WRITTEN TASK
Leave the pictures out and quote only the lines from the one with "Read all visible" down to the end of the listing below.

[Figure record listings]
----------------------------------------
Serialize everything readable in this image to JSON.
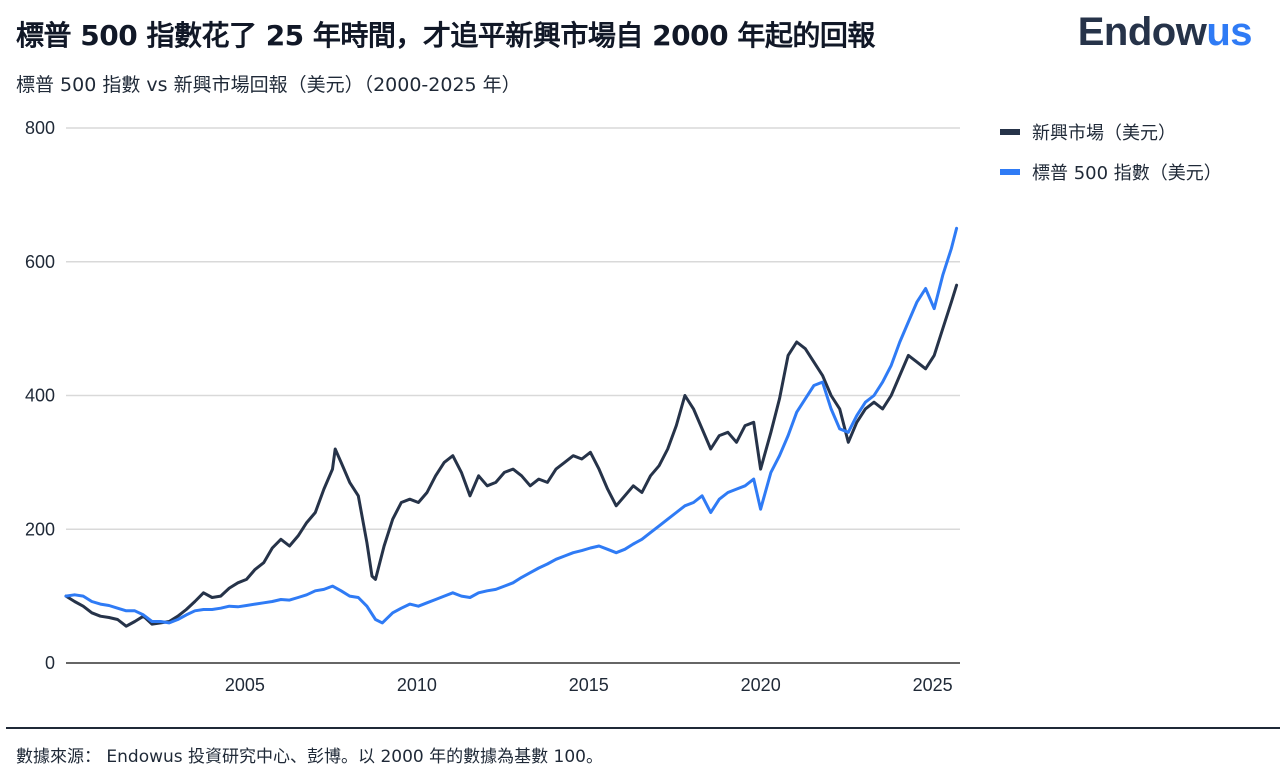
{
  "header": {
    "title": "標普 500 指數花了 25 年時間，才追平新興市場自 2000 年起的回報",
    "subtitle": "標普 500 指數 vs 新興市場回報（美元）（2000-2025 年）"
  },
  "logo": {
    "text_main": "Endow",
    "text_accent": "us"
  },
  "colors": {
    "em": "#263349",
    "sp500": "#2f7bf5",
    "grid": "#d9d9d9",
    "axis": "#333333"
  },
  "chart_data": {
    "type": "line",
    "title": "標普 500 指數花了 25 年時間，才追平新興市場自 2000 年起的回報",
    "subtitle": "標普 500 指數 vs 新興市場回報（美元）（2000-2025 年）",
    "xlabel": "",
    "ylabel": "",
    "xlim": [
      2000,
      2026
    ],
    "ylim": [
      0,
      800
    ],
    "yticks": [
      0,
      200,
      400,
      600,
      800
    ],
    "ytick_labels": [
      "0",
      "200",
      "400",
      "600",
      "800"
    ],
    "xticks": [
      2005,
      2010,
      2015,
      2020,
      2025
    ],
    "xtick_labels": [
      "2005",
      "2010",
      "2015",
      "2020",
      "2025"
    ],
    "grid": "horizontal",
    "legend_position": "right-top",
    "series": [
      {
        "name": "新興市場（美元）",
        "color": "#263349",
        "x": [
          2000.0,
          2000.25,
          2000.5,
          2000.75,
          2001.0,
          2001.25,
          2001.5,
          2001.75,
          2002.0,
          2002.25,
          2002.5,
          2002.75,
          2003.0,
          2003.25,
          2003.5,
          2003.75,
          2004.0,
          2004.25,
          2004.5,
          2004.75,
          2005.0,
          2005.25,
          2005.5,
          2005.75,
          2006.0,
          2006.25,
          2006.5,
          2006.75,
          2007.0,
          2007.25,
          2007.5,
          2007.75,
          2007.83,
          2008.0,
          2008.25,
          2008.5,
          2008.75,
          2008.9,
          2009.0,
          2009.25,
          2009.5,
          2009.75,
          2010.0,
          2010.25,
          2010.5,
          2010.75,
          2011.0,
          2011.25,
          2011.5,
          2011.75,
          2012.0,
          2012.25,
          2012.5,
          2012.75,
          2013.0,
          2013.25,
          2013.5,
          2013.75,
          2014.0,
          2014.25,
          2014.5,
          2014.75,
          2015.0,
          2015.25,
          2015.5,
          2015.75,
          2016.0,
          2016.25,
          2016.5,
          2016.75,
          2017.0,
          2017.25,
          2017.5,
          2017.75,
          2018.0,
          2018.25,
          2018.5,
          2018.75,
          2019.0,
          2019.25,
          2019.5,
          2019.75,
          2020.0,
          2020.2,
          2020.5,
          2020.75,
          2021.0,
          2021.25,
          2021.5,
          2021.75,
          2022.0,
          2022.25,
          2022.5,
          2022.75,
          2023.0,
          2023.25,
          2023.5,
          2023.75,
          2024.0,
          2024.25,
          2024.5,
          2024.75,
          2025.0,
          2025.25,
          2025.5,
          2025.75,
          2025.9
        ],
        "values": [
          100,
          92,
          85,
          75,
          70,
          68,
          65,
          55,
          62,
          70,
          58,
          60,
          62,
          70,
          80,
          92,
          105,
          98,
          100,
          112,
          120,
          125,
          140,
          150,
          172,
          185,
          175,
          190,
          210,
          225,
          260,
          290,
          320,
          300,
          270,
          250,
          180,
          130,
          125,
          175,
          215,
          240,
          245,
          240,
          255,
          280,
          300,
          310,
          285,
          250,
          280,
          265,
          270,
          285,
          290,
          280,
          265,
          275,
          270,
          290,
          300,
          310,
          305,
          315,
          290,
          260,
          235,
          250,
          265,
          255,
          280,
          295,
          320,
          355,
          400,
          380,
          350,
          320,
          340,
          345,
          330,
          355,
          360,
          290,
          345,
          395,
          460,
          480,
          470,
          450,
          430,
          400,
          380,
          330,
          360,
          380,
          390,
          380,
          400,
          430,
          460,
          450,
          440,
          460,
          500,
          540,
          565
        ]
      },
      {
        "name": "標普 500 指數（美元）",
        "color": "#2f7bf5",
        "x": [
          2000.0,
          2000.25,
          2000.5,
          2000.75,
          2001.0,
          2001.25,
          2001.5,
          2001.75,
          2002.0,
          2002.25,
          2002.5,
          2002.75,
          2003.0,
          2003.25,
          2003.5,
          2003.75,
          2004.0,
          2004.25,
          2004.5,
          2004.75,
          2005.0,
          2005.25,
          2005.5,
          2005.75,
          2006.0,
          2006.25,
          2006.5,
          2006.75,
          2007.0,
          2007.25,
          2007.5,
          2007.75,
          2008.0,
          2008.25,
          2008.5,
          2008.75,
          2009.0,
          2009.2,
          2009.5,
          2009.75,
          2010.0,
          2010.25,
          2010.5,
          2010.75,
          2011.0,
          2011.25,
          2011.5,
          2011.75,
          2012.0,
          2012.25,
          2012.5,
          2012.75,
          2013.0,
          2013.25,
          2013.5,
          2013.75,
          2014.0,
          2014.25,
          2014.5,
          2014.75,
          2015.0,
          2015.25,
          2015.5,
          2015.75,
          2016.0,
          2016.25,
          2016.5,
          2016.75,
          2017.0,
          2017.25,
          2017.5,
          2017.75,
          2018.0,
          2018.25,
          2018.5,
          2018.75,
          2019.0,
          2019.25,
          2019.5,
          2019.75,
          2020.0,
          2020.2,
          2020.5,
          2020.75,
          2021.0,
          2021.25,
          2021.5,
          2021.75,
          2022.0,
          2022.25,
          2022.5,
          2022.75,
          2023.0,
          2023.25,
          2023.5,
          2023.75,
          2024.0,
          2024.25,
          2024.5,
          2024.75,
          2025.0,
          2025.25,
          2025.5,
          2025.75,
          2025.9
        ],
        "values": [
          100,
          102,
          100,
          92,
          88,
          86,
          82,
          78,
          78,
          72,
          62,
          62,
          60,
          65,
          72,
          78,
          80,
          80,
          82,
          85,
          84,
          86,
          88,
          90,
          92,
          95,
          94,
          98,
          102,
          108,
          110,
          115,
          108,
          100,
          98,
          85,
          65,
          60,
          75,
          82,
          88,
          85,
          90,
          95,
          100,
          105,
          100,
          98,
          105,
          108,
          110,
          115,
          120,
          128,
          135,
          142,
          148,
          155,
          160,
          165,
          168,
          172,
          175,
          170,
          165,
          170,
          178,
          185,
          195,
          205,
          215,
          225,
          235,
          240,
          250,
          225,
          245,
          255,
          260,
          265,
          275,
          230,
          285,
          310,
          340,
          375,
          395,
          415,
          420,
          380,
          350,
          345,
          370,
          390,
          400,
          420,
          445,
          480,
          510,
          540,
          560,
          530,
          580,
          620,
          650
        ]
      }
    ]
  },
  "legend": {
    "items": [
      {
        "label": "新興市場（美元）"
      },
      {
        "label": "標普 500 指數（美元）"
      }
    ]
  },
  "footer": {
    "source": "數據來源： Endowus 投資研究中心、彭博。以 2000 年的數據為基數 100。"
  }
}
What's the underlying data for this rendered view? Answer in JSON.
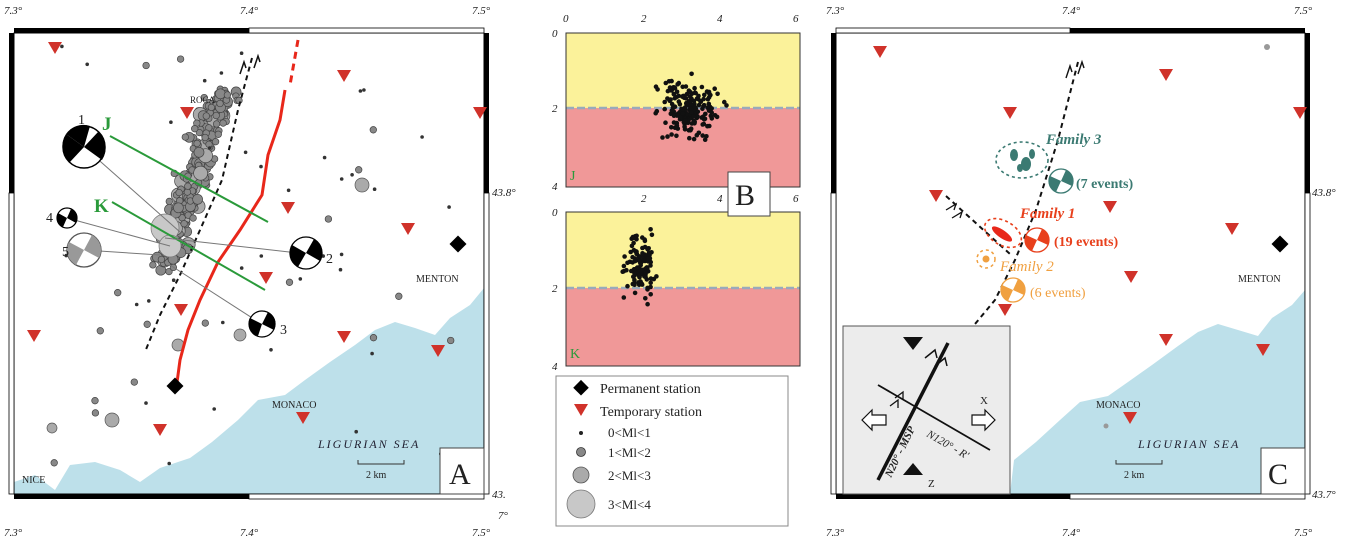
{
  "panel_a": {
    "letter": "A",
    "ticks_top": [
      "7.3°",
      "7.4°",
      "7.5°"
    ],
    "ticks_bottom": [
      "7.3°",
      "7.4°",
      "7.5°"
    ],
    "lat_right_top": "43.8°",
    "lat_right_bottom": "43.",
    "town_roca": "ROCA",
    "town_menton": "MENTON",
    "town_monaco": "MONACO",
    "town_nice": "NICE",
    "sea": "LIGURIAN SEA",
    "scale": "2 km",
    "profile_j": "J",
    "profile_k": "K",
    "mech": [
      "1",
      "2",
      "3",
      "4",
      "5"
    ]
  },
  "panel_b": {
    "letter": "B",
    "ticks_x": [
      "0",
      "2",
      "4",
      "6"
    ],
    "ticks_y": [
      "0",
      "2",
      "4"
    ],
    "sec_j": "J",
    "sec_k": "K",
    "bottom_lat": "7°"
  },
  "legend": {
    "permanent": "Permanent station",
    "temporary": "Temporary station",
    "m0": "0<Ml<1",
    "m1": "1<Ml<2",
    "m2": "2<Ml<3",
    "m3": "3<Ml<4"
  },
  "panel_c": {
    "letter": "C",
    "ticks_top": [
      "7.3°",
      "7.4°",
      "7.5°"
    ],
    "ticks_bottom": [
      "7.3°",
      "7.4°",
      "7.5°"
    ],
    "lat_right_top": "43.8°",
    "lat_right_bottom": "43.7°",
    "town_menton": "MENTON",
    "town_monaco": "MONACO",
    "sea": "LIGURIAN SEA",
    "scale": "2 km",
    "family1": "Family 1",
    "family1_n": "(19 events)",
    "family2": "Family 2",
    "family2_n": "(6 events)",
    "family3": "Family 3",
    "family3_n": "(7 events)",
    "inset_x": "X",
    "inset_z": "Z",
    "inset_n20": "N20° - MSP",
    "inset_n120": "N120° - R'"
  },
  "colors": {
    "sea": "#bde0ea",
    "shallow": "#fbf29a",
    "deep": "#f09898",
    "fault": "#e8271a",
    "profile": "#2a9a3a",
    "family1": "#e8401c",
    "family2": "#f0a040",
    "family3": "#3b7a72"
  }
}
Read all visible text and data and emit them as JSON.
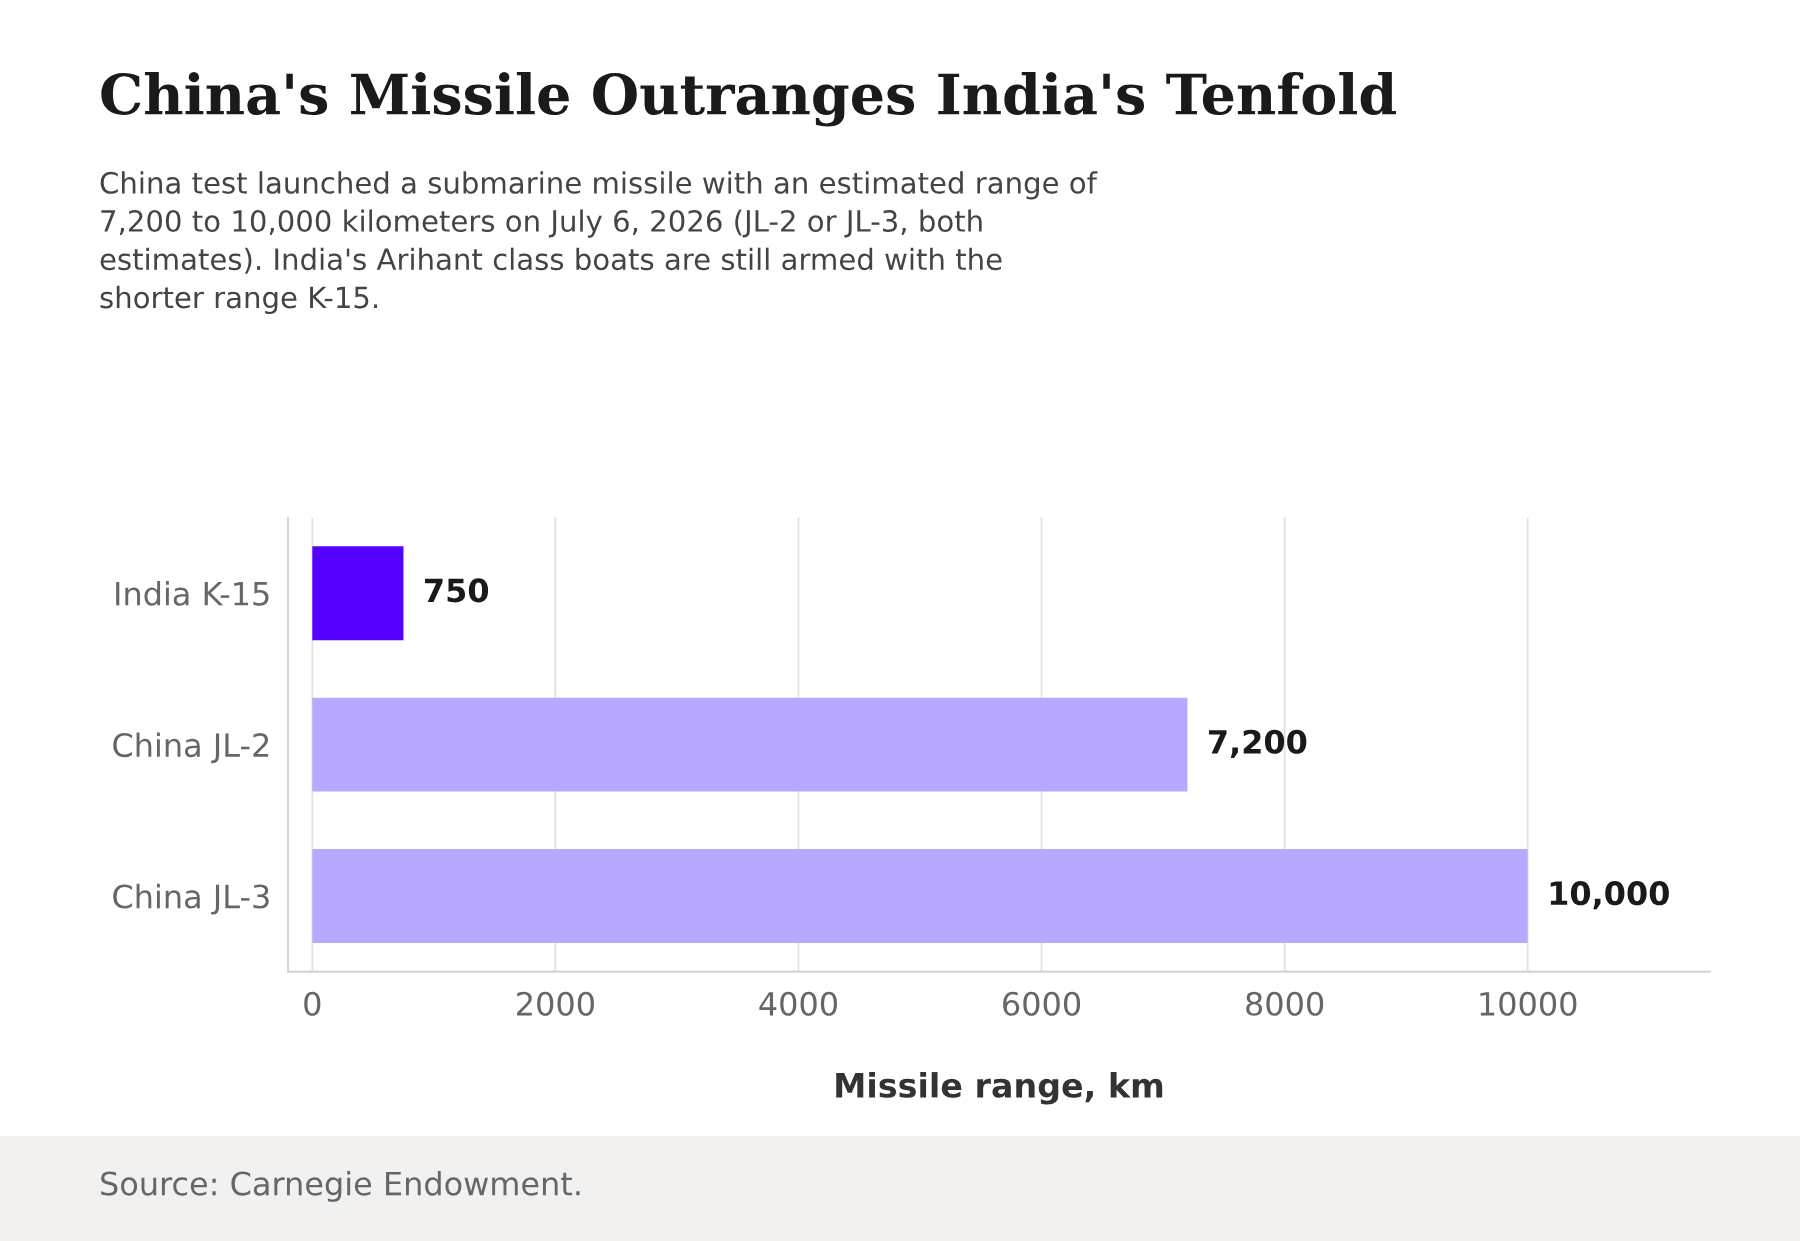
{
  "chart_data": {
    "type": "bar",
    "orientation": "horizontal",
    "title": "China's Missile Outranges India's Tenfold",
    "subtitle": "China test launched a submarine missile with an estimated range of\n7,200 to 10,000 kilometers on July 6, 2026 (JL-2 or JL-3, both\nestimates). India's Arihant class boats are still armed with the\nshorter range K-15.",
    "categories": [
      "India K-15",
      "China JL-2",
      "China JL-3"
    ],
    "values": [
      750,
      7200,
      10000
    ],
    "colors": [
      "#5500ff",
      "#b8a8ff",
      "#b8a8ff"
    ],
    "value_labels": [
      "750",
      "7,200",
      "10,000"
    ],
    "xlabel": "Missile range, km",
    "xlim": [
      -200,
      11500
    ],
    "xticks": [
      0,
      2000,
      4000,
      6000,
      8000,
      10000
    ],
    "grid": "x",
    "legend": false,
    "annotations": [
      "Source: Carnegie Endowment."
    ]
  }
}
----------------------------------------
EXERCISE RESPONSE
Read all visible text and data and emit them as JSON.
{
  "chart_data": {
    "type": "bar",
    "orientation": "horizontal",
    "title": "China's Missile Outranges India's Tenfold",
    "subtitle": "China test launched a submarine missile with an estimated range of\n7,200 to 10,000 kilometers on July 6, 2026 (JL-2 or JL-3, both\nestimates). India's Arihant class boats are still armed with the\nshorter range K-15.",
    "categories": [
      "India K-15",
      "China JL-2",
      "China JL-3"
    ],
    "values": [
      750,
      7200,
      10000
    ],
    "colors": [
      "#5500ff",
      "#b8a8ff",
      "#b8a8ff"
    ],
    "value_labels": [
      "750",
      "7,200",
      "10,000"
    ],
    "xlabel": "Missile range, km",
    "xlim": [
      -200,
      11500
    ],
    "xticks": [
      0,
      2000,
      4000,
      6000,
      8000,
      10000
    ],
    "grid": "x",
    "legend": false,
    "annotations": [
      "Source: Carnegie Endowment."
    ]
  }
}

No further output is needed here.